Read the lines below. Copy out any that hold the string "Reflections".
>> START DATA PROVIDED
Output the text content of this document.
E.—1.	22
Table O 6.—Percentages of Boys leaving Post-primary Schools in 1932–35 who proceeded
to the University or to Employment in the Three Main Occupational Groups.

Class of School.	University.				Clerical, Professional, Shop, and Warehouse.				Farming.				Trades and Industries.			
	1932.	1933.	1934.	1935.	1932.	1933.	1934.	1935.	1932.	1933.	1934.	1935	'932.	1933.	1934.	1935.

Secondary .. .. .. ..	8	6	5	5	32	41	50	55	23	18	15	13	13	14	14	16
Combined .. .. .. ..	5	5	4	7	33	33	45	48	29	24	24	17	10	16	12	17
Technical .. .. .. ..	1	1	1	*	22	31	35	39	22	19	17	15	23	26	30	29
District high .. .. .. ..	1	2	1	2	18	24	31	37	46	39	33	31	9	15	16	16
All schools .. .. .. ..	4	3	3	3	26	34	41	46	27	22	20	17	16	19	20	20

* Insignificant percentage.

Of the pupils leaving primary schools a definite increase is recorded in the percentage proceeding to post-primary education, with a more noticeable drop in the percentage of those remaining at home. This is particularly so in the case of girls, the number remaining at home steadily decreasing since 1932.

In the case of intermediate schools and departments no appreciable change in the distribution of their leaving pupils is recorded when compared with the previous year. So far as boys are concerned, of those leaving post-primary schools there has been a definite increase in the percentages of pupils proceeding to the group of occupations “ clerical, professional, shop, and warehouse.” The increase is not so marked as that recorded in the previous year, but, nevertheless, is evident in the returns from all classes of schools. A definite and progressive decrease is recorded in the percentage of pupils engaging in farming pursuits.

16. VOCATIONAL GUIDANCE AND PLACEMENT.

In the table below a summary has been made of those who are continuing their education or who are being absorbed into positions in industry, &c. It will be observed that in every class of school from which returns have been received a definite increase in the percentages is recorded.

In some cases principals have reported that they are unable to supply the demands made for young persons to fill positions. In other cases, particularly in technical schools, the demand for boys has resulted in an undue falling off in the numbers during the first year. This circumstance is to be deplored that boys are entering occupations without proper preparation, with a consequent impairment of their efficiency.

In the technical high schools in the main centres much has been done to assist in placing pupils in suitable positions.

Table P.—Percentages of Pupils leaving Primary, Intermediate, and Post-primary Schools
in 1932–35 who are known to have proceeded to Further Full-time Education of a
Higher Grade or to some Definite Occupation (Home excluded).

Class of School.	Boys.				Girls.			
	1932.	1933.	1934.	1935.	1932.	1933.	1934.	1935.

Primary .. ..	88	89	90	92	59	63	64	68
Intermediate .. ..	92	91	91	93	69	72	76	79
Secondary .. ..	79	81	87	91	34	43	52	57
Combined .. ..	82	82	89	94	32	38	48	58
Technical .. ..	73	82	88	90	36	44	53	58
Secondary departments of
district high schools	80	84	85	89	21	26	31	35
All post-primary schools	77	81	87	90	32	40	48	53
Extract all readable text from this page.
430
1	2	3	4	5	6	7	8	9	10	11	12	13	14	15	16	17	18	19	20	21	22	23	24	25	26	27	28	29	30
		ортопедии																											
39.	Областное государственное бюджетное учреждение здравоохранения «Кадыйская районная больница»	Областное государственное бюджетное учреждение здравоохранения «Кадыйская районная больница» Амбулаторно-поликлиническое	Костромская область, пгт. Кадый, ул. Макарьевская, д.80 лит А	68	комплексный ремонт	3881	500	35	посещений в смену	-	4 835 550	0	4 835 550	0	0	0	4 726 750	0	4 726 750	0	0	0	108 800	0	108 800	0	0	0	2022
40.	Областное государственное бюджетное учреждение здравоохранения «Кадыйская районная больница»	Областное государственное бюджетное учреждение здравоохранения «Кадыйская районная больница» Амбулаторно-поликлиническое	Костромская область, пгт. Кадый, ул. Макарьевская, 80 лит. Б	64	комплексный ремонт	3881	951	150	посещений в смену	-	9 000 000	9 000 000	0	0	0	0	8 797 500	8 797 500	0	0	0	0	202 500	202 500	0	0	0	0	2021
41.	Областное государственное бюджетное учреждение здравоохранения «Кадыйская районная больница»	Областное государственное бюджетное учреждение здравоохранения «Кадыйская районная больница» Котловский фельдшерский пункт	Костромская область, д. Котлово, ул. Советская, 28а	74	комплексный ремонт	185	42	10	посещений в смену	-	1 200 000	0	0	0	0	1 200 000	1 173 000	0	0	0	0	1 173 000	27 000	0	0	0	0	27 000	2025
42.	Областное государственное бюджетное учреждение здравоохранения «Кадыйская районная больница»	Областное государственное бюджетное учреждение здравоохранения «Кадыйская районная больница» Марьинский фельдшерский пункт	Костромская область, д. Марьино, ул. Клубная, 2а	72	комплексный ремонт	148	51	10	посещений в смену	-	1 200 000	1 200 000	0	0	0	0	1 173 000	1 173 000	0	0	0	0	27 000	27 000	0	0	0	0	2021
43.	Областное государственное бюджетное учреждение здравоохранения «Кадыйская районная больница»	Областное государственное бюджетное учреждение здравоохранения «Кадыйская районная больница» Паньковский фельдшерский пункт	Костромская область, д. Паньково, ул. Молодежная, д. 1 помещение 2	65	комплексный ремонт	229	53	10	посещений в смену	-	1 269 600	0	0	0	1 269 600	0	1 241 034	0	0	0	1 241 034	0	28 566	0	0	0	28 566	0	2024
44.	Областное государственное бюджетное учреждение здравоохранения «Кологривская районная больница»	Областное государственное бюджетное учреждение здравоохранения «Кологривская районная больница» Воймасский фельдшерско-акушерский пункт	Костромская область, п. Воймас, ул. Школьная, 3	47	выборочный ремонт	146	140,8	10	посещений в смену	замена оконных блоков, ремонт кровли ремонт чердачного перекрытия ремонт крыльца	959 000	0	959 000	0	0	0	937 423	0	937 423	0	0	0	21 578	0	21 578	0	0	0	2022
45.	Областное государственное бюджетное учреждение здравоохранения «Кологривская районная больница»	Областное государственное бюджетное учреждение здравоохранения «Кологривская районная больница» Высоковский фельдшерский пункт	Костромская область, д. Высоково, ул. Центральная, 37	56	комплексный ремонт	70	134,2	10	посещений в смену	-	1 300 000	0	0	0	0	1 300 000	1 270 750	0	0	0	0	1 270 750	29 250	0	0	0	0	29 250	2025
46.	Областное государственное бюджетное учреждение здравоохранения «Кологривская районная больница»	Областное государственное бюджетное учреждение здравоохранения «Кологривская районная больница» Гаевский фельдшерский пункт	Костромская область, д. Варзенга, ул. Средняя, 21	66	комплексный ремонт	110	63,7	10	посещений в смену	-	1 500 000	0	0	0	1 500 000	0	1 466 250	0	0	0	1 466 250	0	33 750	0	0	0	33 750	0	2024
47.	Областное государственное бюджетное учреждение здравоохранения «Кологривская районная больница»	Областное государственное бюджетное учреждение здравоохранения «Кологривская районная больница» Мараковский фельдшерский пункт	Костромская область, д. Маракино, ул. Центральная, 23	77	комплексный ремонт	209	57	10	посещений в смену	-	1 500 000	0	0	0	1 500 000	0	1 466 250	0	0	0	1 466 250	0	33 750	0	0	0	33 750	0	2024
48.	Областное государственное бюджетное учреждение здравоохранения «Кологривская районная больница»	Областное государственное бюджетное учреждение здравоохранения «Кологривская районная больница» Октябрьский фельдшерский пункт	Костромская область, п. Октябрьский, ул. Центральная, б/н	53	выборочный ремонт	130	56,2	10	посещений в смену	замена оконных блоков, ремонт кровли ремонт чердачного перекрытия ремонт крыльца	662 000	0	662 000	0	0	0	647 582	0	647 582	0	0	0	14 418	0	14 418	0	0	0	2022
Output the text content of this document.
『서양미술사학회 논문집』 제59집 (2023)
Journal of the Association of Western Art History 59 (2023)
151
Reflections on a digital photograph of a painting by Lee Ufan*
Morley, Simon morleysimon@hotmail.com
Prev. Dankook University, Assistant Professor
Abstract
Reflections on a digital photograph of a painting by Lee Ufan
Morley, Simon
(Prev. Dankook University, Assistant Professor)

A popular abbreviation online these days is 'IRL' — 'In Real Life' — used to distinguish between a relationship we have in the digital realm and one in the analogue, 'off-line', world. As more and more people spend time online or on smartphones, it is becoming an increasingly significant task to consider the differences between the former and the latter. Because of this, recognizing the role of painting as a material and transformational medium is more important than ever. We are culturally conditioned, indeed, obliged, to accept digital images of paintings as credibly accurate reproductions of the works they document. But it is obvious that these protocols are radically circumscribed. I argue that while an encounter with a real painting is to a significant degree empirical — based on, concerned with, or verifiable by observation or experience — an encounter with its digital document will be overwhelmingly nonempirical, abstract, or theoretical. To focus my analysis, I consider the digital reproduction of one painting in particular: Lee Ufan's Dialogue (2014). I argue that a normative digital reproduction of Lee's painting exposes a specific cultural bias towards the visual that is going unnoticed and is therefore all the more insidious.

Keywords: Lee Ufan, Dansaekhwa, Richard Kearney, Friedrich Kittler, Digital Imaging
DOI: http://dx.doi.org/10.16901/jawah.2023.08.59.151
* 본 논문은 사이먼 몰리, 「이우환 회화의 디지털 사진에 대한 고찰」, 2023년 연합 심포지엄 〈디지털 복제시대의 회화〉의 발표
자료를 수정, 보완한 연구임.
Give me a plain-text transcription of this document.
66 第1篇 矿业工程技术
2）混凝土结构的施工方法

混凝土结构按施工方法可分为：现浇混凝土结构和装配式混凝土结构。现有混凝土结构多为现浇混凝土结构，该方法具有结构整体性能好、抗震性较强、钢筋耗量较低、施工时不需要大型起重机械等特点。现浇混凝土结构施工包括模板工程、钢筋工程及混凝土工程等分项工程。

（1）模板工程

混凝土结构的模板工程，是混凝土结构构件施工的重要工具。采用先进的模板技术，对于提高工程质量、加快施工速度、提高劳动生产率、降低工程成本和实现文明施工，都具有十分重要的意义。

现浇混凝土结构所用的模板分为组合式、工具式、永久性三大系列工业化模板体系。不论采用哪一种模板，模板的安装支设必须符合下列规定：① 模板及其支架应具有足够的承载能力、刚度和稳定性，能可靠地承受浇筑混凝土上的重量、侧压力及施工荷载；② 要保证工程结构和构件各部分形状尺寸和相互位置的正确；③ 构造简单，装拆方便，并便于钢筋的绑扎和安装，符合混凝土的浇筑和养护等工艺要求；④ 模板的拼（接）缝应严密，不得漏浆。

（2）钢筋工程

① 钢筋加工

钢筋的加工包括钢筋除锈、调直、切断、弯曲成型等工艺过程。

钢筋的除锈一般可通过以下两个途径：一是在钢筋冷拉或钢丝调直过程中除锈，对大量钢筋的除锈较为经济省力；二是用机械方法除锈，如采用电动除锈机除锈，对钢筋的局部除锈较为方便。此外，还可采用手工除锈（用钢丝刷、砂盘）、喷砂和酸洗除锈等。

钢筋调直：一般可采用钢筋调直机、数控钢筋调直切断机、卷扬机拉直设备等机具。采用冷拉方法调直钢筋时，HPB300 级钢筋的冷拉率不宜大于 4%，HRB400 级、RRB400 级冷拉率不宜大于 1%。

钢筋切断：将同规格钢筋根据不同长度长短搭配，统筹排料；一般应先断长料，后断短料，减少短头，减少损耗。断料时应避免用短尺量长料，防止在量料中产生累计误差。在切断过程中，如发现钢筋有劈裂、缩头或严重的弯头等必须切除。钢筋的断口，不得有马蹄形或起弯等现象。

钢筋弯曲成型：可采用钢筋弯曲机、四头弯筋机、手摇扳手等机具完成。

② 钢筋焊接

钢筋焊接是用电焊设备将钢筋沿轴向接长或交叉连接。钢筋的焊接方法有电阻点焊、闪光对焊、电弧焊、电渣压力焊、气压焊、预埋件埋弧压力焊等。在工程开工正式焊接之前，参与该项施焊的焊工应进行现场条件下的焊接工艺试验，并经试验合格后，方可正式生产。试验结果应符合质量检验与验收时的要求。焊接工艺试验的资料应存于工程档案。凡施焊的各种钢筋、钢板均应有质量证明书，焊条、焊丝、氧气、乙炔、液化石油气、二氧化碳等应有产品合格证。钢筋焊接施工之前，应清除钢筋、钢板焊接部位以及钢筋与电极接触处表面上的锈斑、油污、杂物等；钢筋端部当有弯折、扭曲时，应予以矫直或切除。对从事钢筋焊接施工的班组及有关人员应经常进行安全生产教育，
>> END DATA PROVIDED
◆ WORKED SOLUTION:
Reflections on a digital photograph of a painting by Lee Ufan*
Reflections on a digital photograph of a painting by Lee Ufan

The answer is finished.